**Your goal:**
Your answer should be a single number: the count of lines containing the string "this".
┄┄┄┄┄┄┄┄┄┄┄┄┄┄┄┄┄┄┄┄
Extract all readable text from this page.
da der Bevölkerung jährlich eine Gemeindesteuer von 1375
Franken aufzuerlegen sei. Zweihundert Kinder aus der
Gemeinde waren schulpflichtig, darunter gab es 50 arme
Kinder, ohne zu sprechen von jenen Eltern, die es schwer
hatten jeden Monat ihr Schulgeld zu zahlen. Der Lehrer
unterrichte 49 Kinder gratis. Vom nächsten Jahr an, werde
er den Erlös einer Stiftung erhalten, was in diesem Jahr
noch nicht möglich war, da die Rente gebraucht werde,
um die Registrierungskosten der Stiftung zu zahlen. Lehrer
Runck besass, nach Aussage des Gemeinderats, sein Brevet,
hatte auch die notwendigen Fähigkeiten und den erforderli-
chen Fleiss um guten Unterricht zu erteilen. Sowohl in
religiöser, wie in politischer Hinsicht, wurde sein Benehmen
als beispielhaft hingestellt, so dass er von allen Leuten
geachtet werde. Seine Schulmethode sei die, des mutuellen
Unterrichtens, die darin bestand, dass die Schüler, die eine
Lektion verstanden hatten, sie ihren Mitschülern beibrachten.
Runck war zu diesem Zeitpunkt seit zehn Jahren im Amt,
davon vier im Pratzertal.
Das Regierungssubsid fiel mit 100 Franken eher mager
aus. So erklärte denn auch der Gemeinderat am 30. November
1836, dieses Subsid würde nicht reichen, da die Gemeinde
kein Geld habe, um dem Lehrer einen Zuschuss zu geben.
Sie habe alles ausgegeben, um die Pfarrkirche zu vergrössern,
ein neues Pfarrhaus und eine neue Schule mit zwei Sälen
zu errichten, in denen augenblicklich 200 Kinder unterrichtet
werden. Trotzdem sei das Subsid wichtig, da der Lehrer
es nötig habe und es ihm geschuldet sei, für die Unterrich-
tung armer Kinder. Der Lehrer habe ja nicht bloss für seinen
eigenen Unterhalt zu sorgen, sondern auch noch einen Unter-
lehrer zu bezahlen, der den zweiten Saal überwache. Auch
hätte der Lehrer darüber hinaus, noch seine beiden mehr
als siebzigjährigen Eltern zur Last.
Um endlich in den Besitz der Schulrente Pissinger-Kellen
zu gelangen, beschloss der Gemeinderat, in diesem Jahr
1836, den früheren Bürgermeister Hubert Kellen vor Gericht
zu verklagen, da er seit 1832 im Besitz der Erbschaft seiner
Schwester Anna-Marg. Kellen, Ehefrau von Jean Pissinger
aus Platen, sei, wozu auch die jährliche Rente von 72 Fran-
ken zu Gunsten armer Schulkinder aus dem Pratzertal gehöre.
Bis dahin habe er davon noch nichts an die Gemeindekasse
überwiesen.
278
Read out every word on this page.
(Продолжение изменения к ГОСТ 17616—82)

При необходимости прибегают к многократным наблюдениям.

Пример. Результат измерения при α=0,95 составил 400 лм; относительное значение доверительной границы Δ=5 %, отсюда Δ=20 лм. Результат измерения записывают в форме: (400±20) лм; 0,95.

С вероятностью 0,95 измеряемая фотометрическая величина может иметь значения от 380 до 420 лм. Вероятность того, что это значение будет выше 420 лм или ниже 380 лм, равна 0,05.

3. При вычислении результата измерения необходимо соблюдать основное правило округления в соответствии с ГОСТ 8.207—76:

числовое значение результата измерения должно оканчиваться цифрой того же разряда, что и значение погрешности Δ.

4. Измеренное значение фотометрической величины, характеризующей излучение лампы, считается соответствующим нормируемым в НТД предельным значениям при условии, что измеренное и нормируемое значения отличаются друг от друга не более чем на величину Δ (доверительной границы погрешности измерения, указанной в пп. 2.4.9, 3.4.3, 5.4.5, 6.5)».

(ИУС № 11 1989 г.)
┄┄┄┄┄┄┄┄┄┄┄┄┄┄┄┄┄┄┄┄
**Correct output:**
2